DATA TO USE:
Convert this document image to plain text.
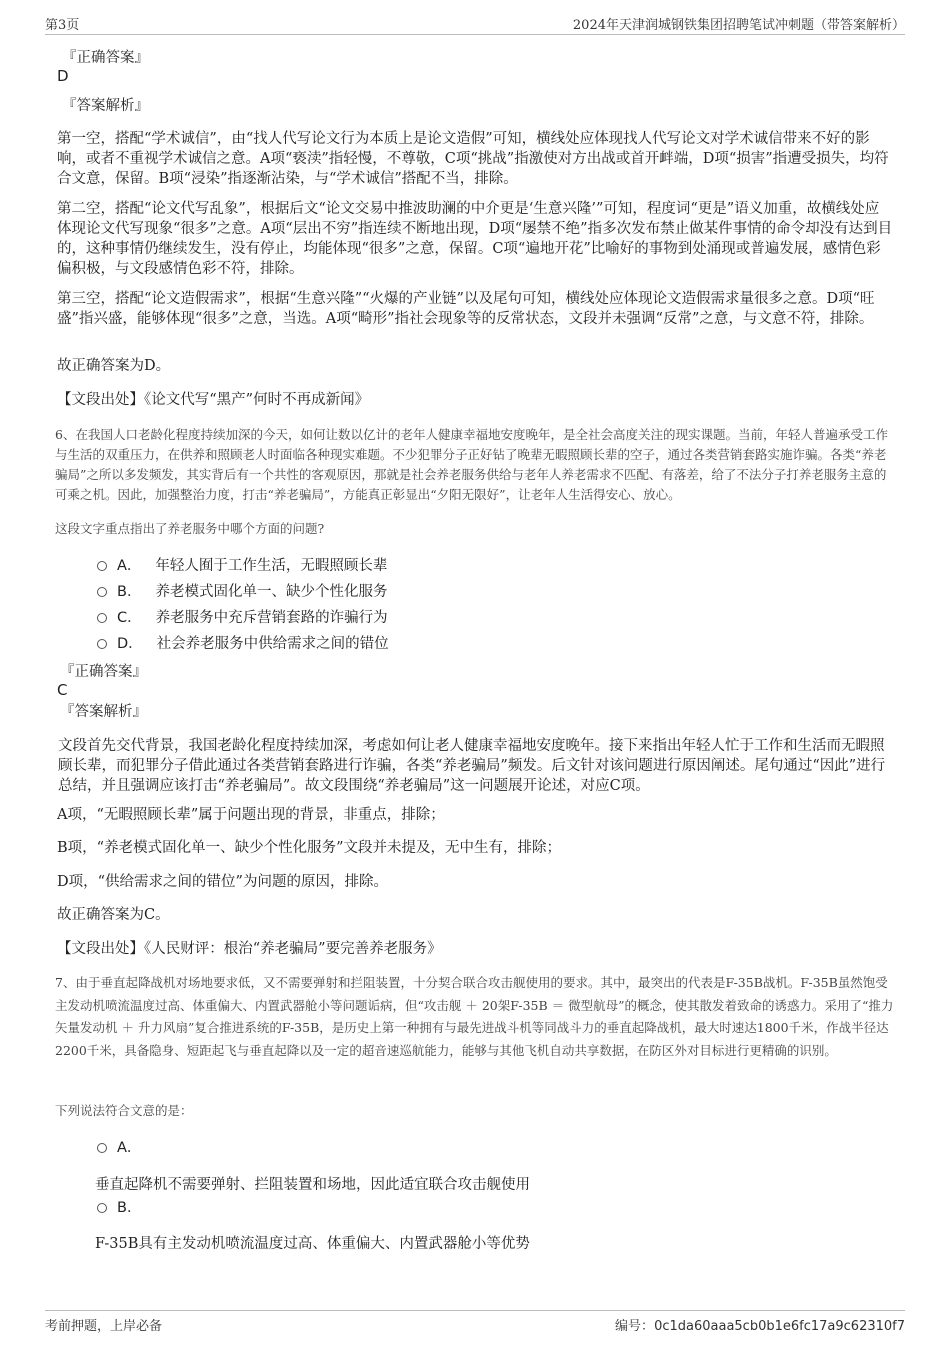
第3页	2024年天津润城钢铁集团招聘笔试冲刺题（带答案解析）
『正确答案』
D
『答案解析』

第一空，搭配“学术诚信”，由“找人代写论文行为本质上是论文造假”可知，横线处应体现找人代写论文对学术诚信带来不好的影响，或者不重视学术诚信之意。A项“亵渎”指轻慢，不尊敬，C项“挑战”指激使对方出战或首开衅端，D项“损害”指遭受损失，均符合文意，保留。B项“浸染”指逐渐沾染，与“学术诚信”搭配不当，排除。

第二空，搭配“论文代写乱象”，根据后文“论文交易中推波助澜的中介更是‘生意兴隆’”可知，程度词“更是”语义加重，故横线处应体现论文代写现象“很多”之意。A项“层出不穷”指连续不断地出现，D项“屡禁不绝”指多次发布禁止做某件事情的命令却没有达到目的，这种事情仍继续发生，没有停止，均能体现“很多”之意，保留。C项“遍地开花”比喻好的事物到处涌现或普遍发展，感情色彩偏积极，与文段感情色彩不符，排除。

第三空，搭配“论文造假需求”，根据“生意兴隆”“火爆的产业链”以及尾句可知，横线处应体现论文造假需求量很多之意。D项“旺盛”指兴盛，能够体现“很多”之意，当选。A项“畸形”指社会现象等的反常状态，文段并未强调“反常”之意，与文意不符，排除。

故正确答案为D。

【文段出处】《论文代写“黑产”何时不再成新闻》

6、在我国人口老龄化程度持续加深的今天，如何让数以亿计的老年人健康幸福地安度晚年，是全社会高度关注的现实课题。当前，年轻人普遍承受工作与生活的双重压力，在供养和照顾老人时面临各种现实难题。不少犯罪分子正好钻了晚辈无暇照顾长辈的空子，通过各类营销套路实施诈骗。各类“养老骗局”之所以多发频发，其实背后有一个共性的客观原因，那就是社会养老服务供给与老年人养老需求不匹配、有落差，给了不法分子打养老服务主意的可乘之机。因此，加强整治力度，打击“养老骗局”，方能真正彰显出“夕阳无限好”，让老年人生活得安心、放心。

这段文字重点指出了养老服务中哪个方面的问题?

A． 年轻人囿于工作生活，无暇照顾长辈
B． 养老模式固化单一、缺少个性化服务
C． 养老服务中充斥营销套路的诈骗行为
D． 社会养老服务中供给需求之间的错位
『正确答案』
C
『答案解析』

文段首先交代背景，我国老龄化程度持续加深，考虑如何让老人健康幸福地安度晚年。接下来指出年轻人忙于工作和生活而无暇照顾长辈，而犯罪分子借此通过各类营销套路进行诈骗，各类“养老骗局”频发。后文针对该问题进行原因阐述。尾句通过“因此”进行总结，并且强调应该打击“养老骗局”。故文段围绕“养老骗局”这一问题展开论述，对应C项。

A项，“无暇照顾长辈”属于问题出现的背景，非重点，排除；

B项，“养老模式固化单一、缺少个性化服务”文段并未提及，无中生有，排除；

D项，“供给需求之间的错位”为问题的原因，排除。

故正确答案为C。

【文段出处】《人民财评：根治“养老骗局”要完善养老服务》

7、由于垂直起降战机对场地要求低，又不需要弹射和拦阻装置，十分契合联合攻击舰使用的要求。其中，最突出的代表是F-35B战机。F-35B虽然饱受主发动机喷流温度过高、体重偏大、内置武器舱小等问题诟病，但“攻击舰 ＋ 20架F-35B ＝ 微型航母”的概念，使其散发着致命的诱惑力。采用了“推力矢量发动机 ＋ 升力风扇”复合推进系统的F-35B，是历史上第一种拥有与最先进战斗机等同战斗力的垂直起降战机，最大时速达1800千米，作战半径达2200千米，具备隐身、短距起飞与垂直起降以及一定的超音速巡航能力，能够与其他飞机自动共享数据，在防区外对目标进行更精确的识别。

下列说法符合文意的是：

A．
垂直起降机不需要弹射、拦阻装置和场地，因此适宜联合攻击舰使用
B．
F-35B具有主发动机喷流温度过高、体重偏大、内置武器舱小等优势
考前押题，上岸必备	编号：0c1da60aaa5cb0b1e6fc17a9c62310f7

GIVEN REQUEST:
Copy every record character for character. Skip the pictures.

FINISHED EXERCISE:
Convert this document image to plain text.
第3页	2024年天津润城钢铁集团招聘笔试冲刺题（带答案解析）
『正确答案』
D
『答案解析』

第一空，搭配“学术诚信”，由“找人代写论文行为本质上是论文造假”可知，横线处应体现找人代写论文对学术诚信带来不好的影响，或者不重视学术诚信之意。A项“亵渎”指轻慢，不尊敬，C项“挑战”指激使对方出战或首开衅端，D项“损害”指遭受损失，均符合文意，保留。B项“浸染”指逐渐沾染，与“学术诚信”搭配不当，排除。

第二空，搭配“论文代写乱象”，根据后文“论文交易中推波助澜的中介更是‘生意兴隆’”可知，程度词“更是”语义加重，故横线处应体现论文代写现象“很多”之意。A项“层出不穷”指连续不断地出现，D项“屡禁不绝”指多次发布禁止做某件事情的命令却没有达到目的，这种事情仍继续发生，没有停止，均能体现“很多”之意，保留。C项“遍地开花”比喻好的事物到处涌现或普遍发展，感情色彩偏积极，与文段感情色彩不符，排除。

第三空，搭配“论文造假需求”，根据“生意兴隆”“火爆的产业链”以及尾句可知，横线处应体现论文造假需求量很多之意。D项“旺盛”指兴盛，能够体现“很多”之意，当选。A项“畸形”指社会现象等的反常状态，文段并未强调“反常”之意，与文意不符，排除。

故正确答案为D。

【文段出处】《论文代写“黑产”何时不再成新闻》

6、在我国人口老龄化程度持续加深的今天，如何让数以亿计的老年人健康幸福地安度晚年，是全社会高度关注的现实课题。当前，年轻人普遍承受工作与生活的双重压力，在供养和照顾老人时面临各种现实难题。不少犯罪分子正好钻了晚辈无暇照顾长辈的空子，通过各类营销套路实施诈骗。各类“养老骗局”之所以多发频发，其实背后有一个共性的客观原因，那就是社会养老服务供给与老年人养老需求不匹配、有落差，给了不法分子打养老服务主意的可乘之机。因此，加强整治力度，打击“养老骗局”，方能真正彰显出“夕阳无限好”，让老年人生活得安心、放心。

这段文字重点指出了养老服务中哪个方面的问题?

A． 年轻人囿于工作生活，无暇照顾长辈
B． 养老模式固化单一、缺少个性化服务
C． 养老服务中充斥营销套路的诈骗行为
D． 社会养老服务中供给需求之间的错位
『正确答案』
C
『答案解析』

文段首先交代背景，我国老龄化程度持续加深，考虑如何让老人健康幸福地安度晚年。接下来指出年轻人忙于工作和生活而无暇照顾长辈，而犯罪分子借此通过各类营销套路进行诈骗，各类“养老骗局”频发。后文针对该问题进行原因阐述。尾句通过“因此”进行总结，并且强调应该打击“养老骗局”。故文段围绕“养老骗局”这一问题展开论述，对应C项。

A项，“无暇照顾长辈”属于问题出现的背景，非重点，排除；

B项，“养老模式固化单一、缺少个性化服务”文段并未提及，无中生有，排除；

D项，“供给需求之间的错位”为问题的原因，排除。

故正确答案为C。

【文段出处】《人民财评：根治“养老骗局”要完善养老服务》

7、由于垂直起降战机对场地要求低，又不需要弹射和拦阻装置，十分契合联合攻击舰使用的要求。其中，最突出的代表是F-35B战机。F-35B虽然饱受主发动机喷流温度过高、体重偏大、内置武器舱小等问题诟病，但“攻击舰 ＋ 20架F-35B ＝ 微型航母”的概念，使其散发着致命的诱惑力。采用了“推力矢量发动机 ＋ 升力风扇”复合推进系统的F-35B，是历史上第一种拥有与最先进战斗机等同战斗力的垂直起降战机，最大时速达1800千米，作战半径达2200千米，具备隐身、短距起飞与垂直起降以及一定的超音速巡航能力，能够与其他飞机自动共享数据，在防区外对目标进行更精确的识别。

下列说法符合文意的是：

A．
垂直起降机不需要弹射、拦阻装置和场地，因此适宜联合攻击舰使用
B．
F-35B具有主发动机喷流温度过高、体重偏大、内置武器舱小等优势
考前押题，上岸必备	编号：0c1da60aaa5cb0b1e6fc17a9c62310f7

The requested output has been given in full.